##### RECORDS #####

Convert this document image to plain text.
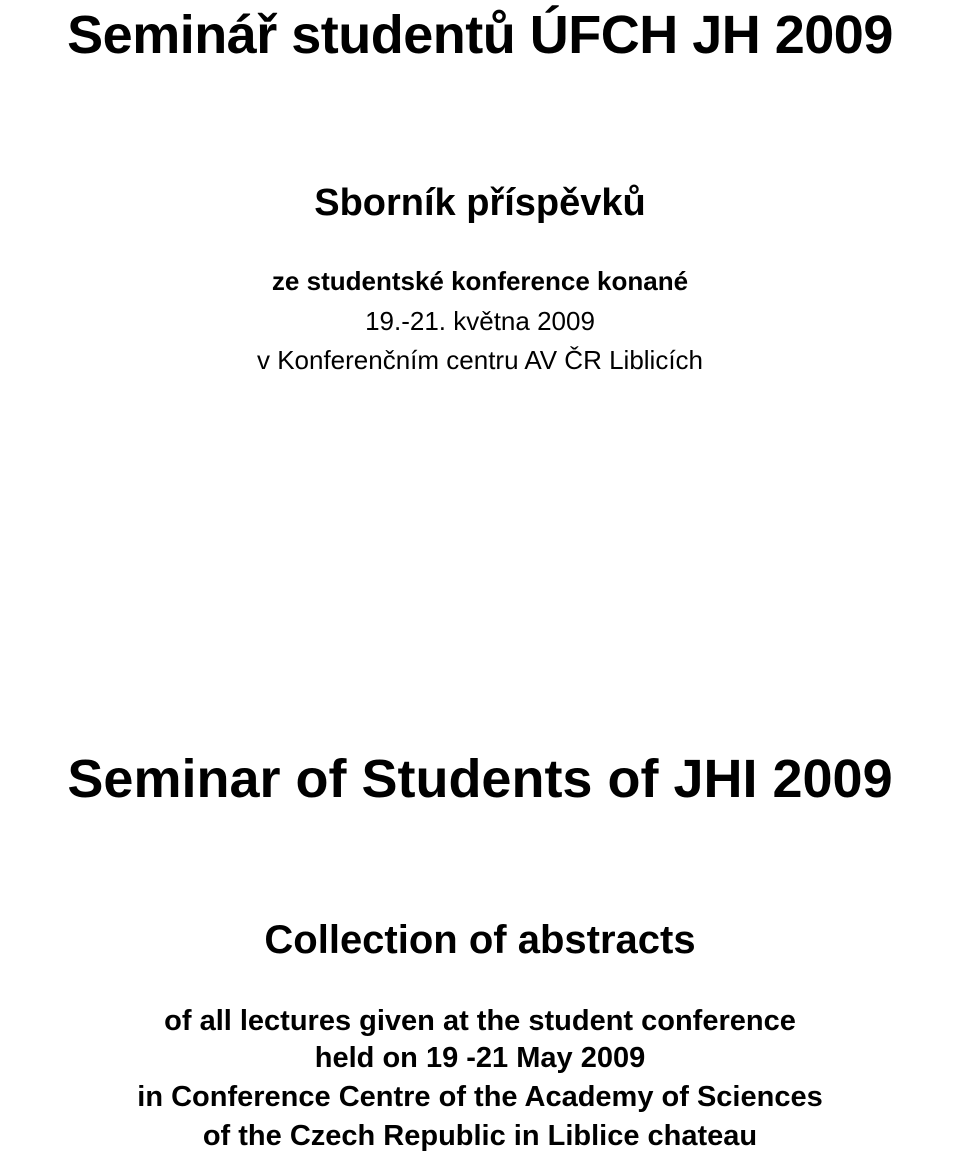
Seminář studentů ÚFCH JH 2009
Sborník příspěvků
ze studentské konference konané
19.-21. května 2009
v Konferenčním centru AV ČR Liblicích
Seminar of Students of JHI 2009
Collection of abstracts
of all lectures given at the student conference
held on 19 -21 May 2009
in Conference Centre of the Academy of Sciences
of the Czech Republic in Liblice chateau
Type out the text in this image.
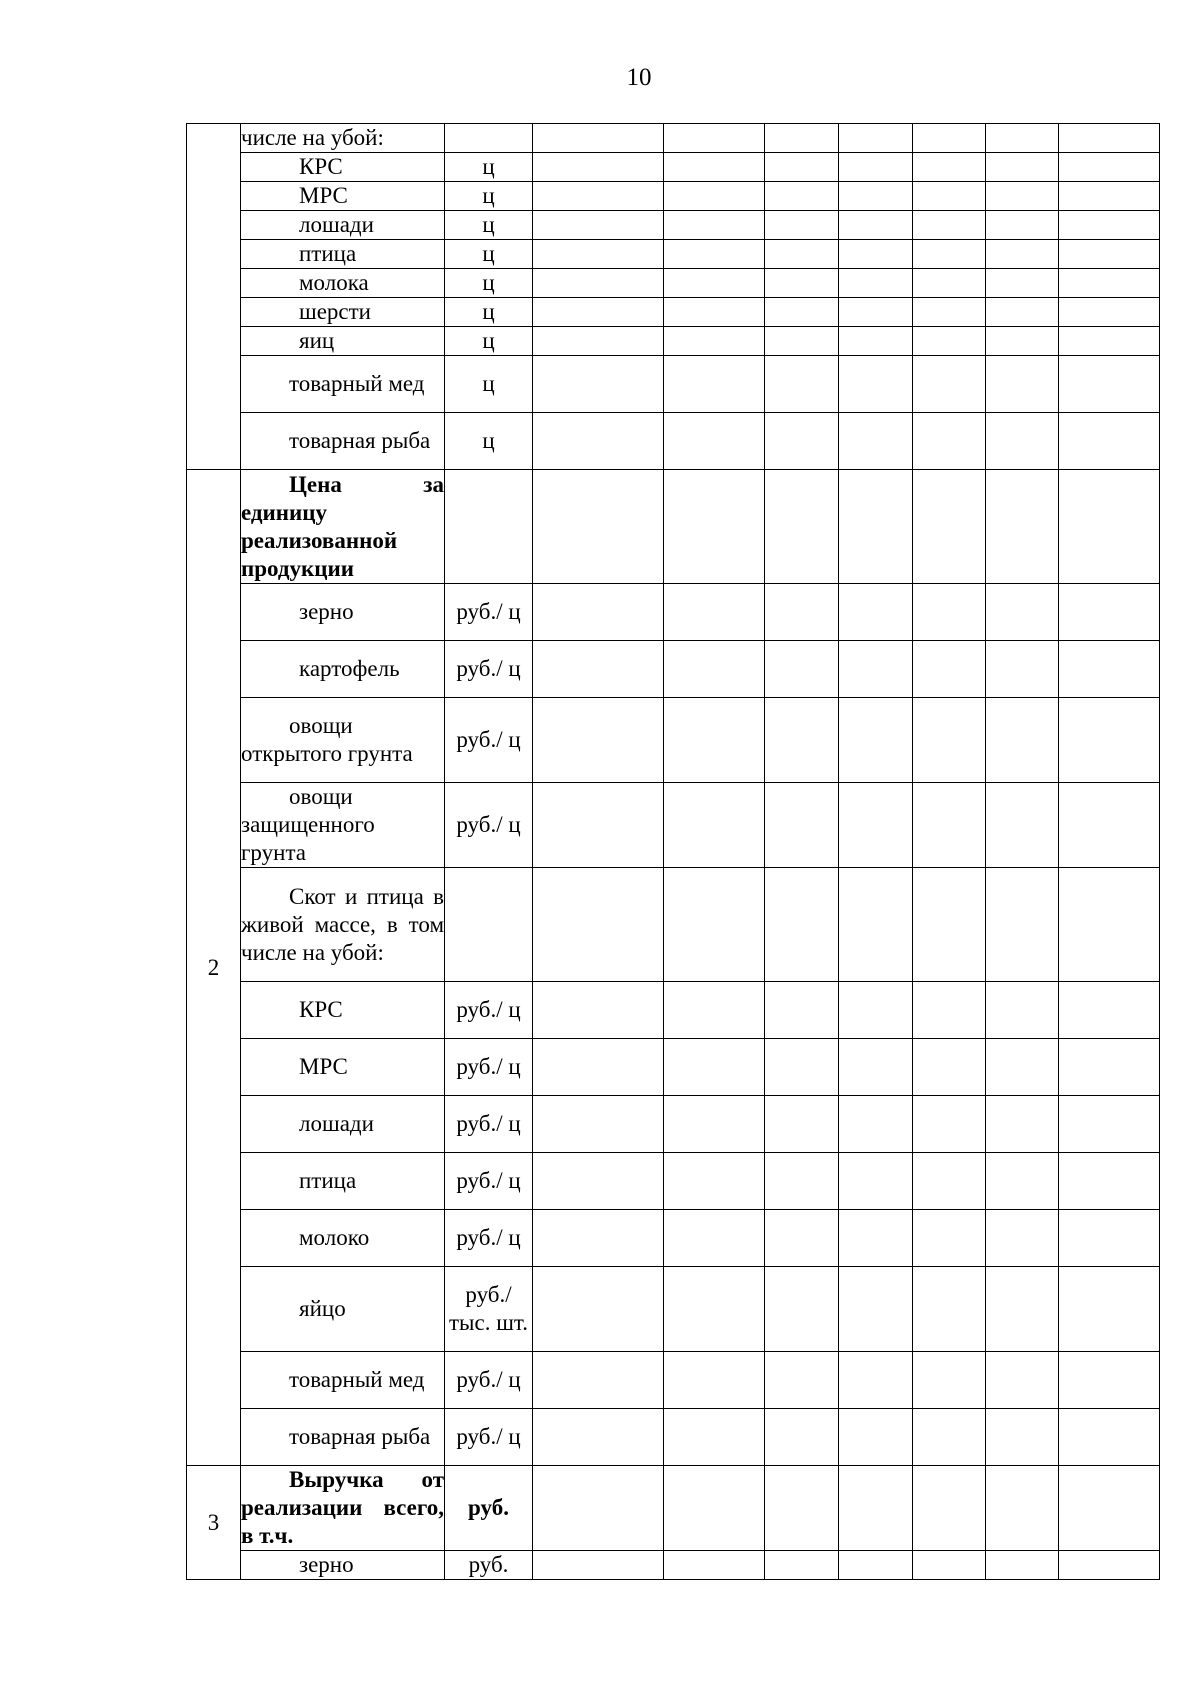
10
	числе на убой:								
	КРС	ц							
	МРС	ц							
	лошади	ц							
	птица	ц							
	молока	ц							
	шерсти	ц							
	яиц	ц							
	товарный мед	ц							
	товарная рыба	ц							
2	Цена за единицу реализованной продукции								
	зерно	руб./ ц							
	картофель	руб./ ц							
	овощи открытого грунта	руб./ ц							
	овощи защищенного грунта	руб./ ц							
	Скот и птица в живой массе, в том числе на убой:								
	КРС	руб./ ц							
	МРС	руб./ ц							
	лошади	руб./ ц							
	птица	руб./ ц							
	молоко	руб./ ц							
	яйцо	руб./ тыс. шт.							
	товарный мед	руб./ ц							
	товарная рыба	руб./ ц							
3	Выручка от реализации всего, в т.ч.	руб.							
	зерно	руб.							
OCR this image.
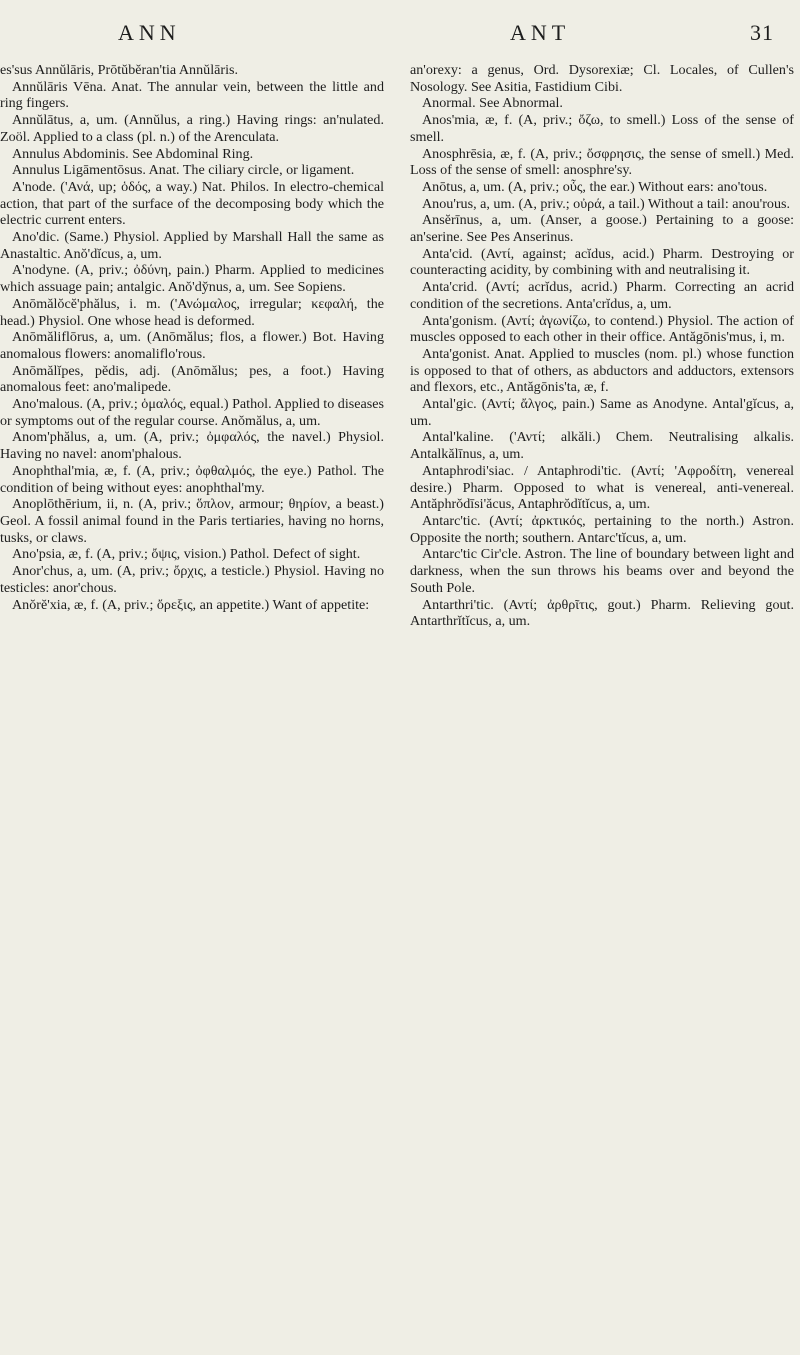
ANN	ANT	31

es'sus Annŭlāris, Prōtŭbĕran'tia Annŭlāris.

Annŭlāris Vēna. Anat. The annular vein, between the little and ring fingers.

Annŭlātus, a, um. (Annŭlus, a ring.) Having rings: an'nulated. Zoöl. Applied to a class (pl. n.) of the Arenculata.

Annulus Abdominis. See Abdominal Ring.

Annulus Ligāmentōsus. Anat. The ciliary circle, or ligament.

A'node. ('Ανά, up; ὁδός, a way.) Nat. Philos. In electro-chemical action, that part of the surface of the decomposing body which the electric current enters.

Ano'dic. (Same.) Physiol. Applied by Marshall Hall the same as Anastaltic. Anŏ'dĭcus, a, um.

A'nodyne. (A, priv.; ὀδύνη, pain.) Pharm. Applied to medicines which assuage pain; antalgic. Anŏ'dy̆nus, a, um. See Sopiens.

Anōmălŏcĕ'phălus, i. m. ('Ανώμαλος, irregular; κεφαλή, the head.) Physiol. One whose head is deformed.

Anōmăliflōrus, a, um. (Anōmălus; flos, a flower.) Bot. Having anomalous flowers: anomaliflo'rous.

Anōmălĭpes, pĕdis, adj. (Anōmălus; pes, a foot.) Having anomalous feet: ano'malipede.

Ano'malous. (A, priv.; ὁμαλός, equal.) Pathol. Applied to diseases or symptoms out of the regular course. Anŏmălus, a, um.

Anom'phălus, a, um. (A, priv.; ὀμφαλός, the navel.) Physiol. Having no navel: anom'phalous.

Anophthal'mia, æ, f. (A, priv.; ὀφθαλμός, the eye.) Pathol. The condition of being without eyes: anophthal'my.

Anoplōthērium, ii, n. (A, priv.; ὅπλον, armour; θηρίον, a beast.) Geol. A fossil animal found in the Paris tertiaries, having no horns, tusks, or claws.

Ano'psia, æ, f. (A, priv.; ὄψις, vision.) Pathol. Defect of sight.

Anor'chus, a, um. (A, priv.; ὄρχις, a testicle.) Physiol. Having no testicles: anor'chous.

Anŏrĕ'xia, æ, f. (A, priv.; ὄρεξις, an appetite.) Want of appetite:

an'orexy: a genus, Ord. Dysorexiæ; Cl. Locales, of Cullen's Nosology. See Asitia, Fastidium Cibi.

Anormal. See Abnormal.

Anos'mia, æ, f. (A, priv.; ὄζω, to smell.) Loss of the sense of smell.

Anosphrēsia, æ, f. (A, priv.; ὄσφρησις, the sense of smell.) Med. Loss of the sense of smell: anosphre'sy.

Anōtus, a, um. (A, priv.; οὖς, the ear.) Without ears: ano'tous.

Anou'rus, a, um. (A, priv.; οὐρά, a tail.) Without a tail: anou'rous.

Ansĕrīnus, a, um. (Anser, a goose.) Pertaining to a goose: an'serine. See Pes Anserinus.

Anta'cid. (Αντί, against; acĭdus, acid.) Pharm. Destroying or counteracting acidity, by combining with and neutralising it.

Anta'crid. (Αντί; acrĭdus, acrid.) Pharm. Correcting an acrid condition of the secretions. Anta'crĭdus, a, um.

Anta'gonism. (Αντί; ἀγωνίζω, to contend.) Physiol. The action of muscles opposed to each other in their office. Antăgōnis'mus, i, m.

Anta'gonist. Anat. Applied to muscles (nom. pl.) whose function is opposed to that of others, as abductors and adductors, extensors and flexors, etc., Antăgōnis'ta, æ, f.

Antal'gic. (Αντί; ἄλγος, pain.) Same as Anodyne. Antal'gĭcus, a, um.

Antal'kaline. ('Αντί; alkăli.) Chem. Neutralising alkalis. Antalkălīnus, a, um.

Antaphrodi'siac. / Antaphrodi'tic. (Αντί; 'Αφροδίτη, venereal desire.) Pharm. Opposed to what is venereal, anti-venereal. Antăphrŏdīsi'ăcus, Antaphrŏdĭtĭcus, a, um.

Antarc'tic. (Αντί; ἀρκτικός, pertaining to the north.) Astron. Opposite the north; southern. Antarc'tĭcus, a, um.

Antarc'tic Cir'cle. Astron. The line of boundary between light and darkness, when the sun throws his beams over and beyond the South Pole.

Antarthri'tic. (Αντί; ἀρθρῖτις, gout.) Pharm. Relieving gout. Antarthrĭtĭcus, a, um.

#####

» WHAT YOU NEED TO DO: Show all lines in the entries above where the string "this" appears.

» OUTPUT OF THE TASK:
Convert this document image to plain text.
Type out the text in this image.
OCR this image.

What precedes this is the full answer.